## [Given information]

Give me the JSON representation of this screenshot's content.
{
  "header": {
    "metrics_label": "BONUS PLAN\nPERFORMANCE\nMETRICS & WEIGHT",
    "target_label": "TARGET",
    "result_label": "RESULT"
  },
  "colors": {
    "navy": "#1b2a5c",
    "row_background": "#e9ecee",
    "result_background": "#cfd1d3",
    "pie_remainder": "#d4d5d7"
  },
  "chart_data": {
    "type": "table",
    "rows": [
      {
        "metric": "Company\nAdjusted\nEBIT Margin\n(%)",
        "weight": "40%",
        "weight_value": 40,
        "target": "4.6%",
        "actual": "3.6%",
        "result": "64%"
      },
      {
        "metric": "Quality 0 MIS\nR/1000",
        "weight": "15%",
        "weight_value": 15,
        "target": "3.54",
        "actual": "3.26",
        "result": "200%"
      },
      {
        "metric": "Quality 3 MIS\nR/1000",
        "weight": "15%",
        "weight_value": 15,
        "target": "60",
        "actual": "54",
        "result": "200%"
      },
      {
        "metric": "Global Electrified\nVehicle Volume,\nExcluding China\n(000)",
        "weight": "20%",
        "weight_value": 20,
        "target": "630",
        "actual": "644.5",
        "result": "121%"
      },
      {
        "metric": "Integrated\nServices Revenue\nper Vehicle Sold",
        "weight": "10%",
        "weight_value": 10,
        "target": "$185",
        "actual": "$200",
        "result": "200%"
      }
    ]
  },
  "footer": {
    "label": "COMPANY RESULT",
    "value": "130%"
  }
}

## [Exercise]
Copy every line of the material, please, keeping it exactly the same.

## [Answer to the task]
Give me the JSON representation of this screenshot's content.
{
  "header": {
    "metrics_label": "BONUS PLAN\nPERFORMANCE\nMETRICS & WEIGHT",
    "target_label": "TARGET",
    "result_label": "RESULT"
  },
  "colors": {
    "navy": "#1b2a5c",
    "row_background": "#e9ecee",
    "result_background": "#cfd1d3",
    "pie_remainder": "#d4d5d7"
  },
  "chart_data": {
    "type": "table",
    "rows": [
      {
        "metric": "Company\nAdjusted\nEBIT Margin\n(%)",
        "weight": "40%",
        "weight_value": 40,
        "target": "4.6%",
        "actual": "3.6%",
        "result": "64%"
      },
      {
        "metric": "Quality 0 MIS\nR/1000",
        "weight": "15%",
        "weight_value": 15,
        "target": "3.54",
        "actual": "3.26",
        "result": "200%"
      },
      {
        "metric": "Quality 3 MIS\nR/1000",
        "weight": "15%",
        "weight_value": 15,
        "target": "60",
        "actual": "54",
        "result": "200%"
      },
      {
        "metric": "Global Electrified\nVehicle Volume,\nExcluding China\n(000)",
        "weight": "20%",
        "weight_value": 20,
        "target": "630",
        "actual": "644.5",
        "result": "121%"
      },
      {
        "metric": "Integrated\nServices Revenue\nper Vehicle Sold",
        "weight": "10%",
        "weight_value": 10,
        "target": "$185",
        "actual": "$200",
        "result": "200%"
      }
    ]
  },
  "footer": {
    "label": "COMPANY RESULT",
    "value": "130%"
  }
}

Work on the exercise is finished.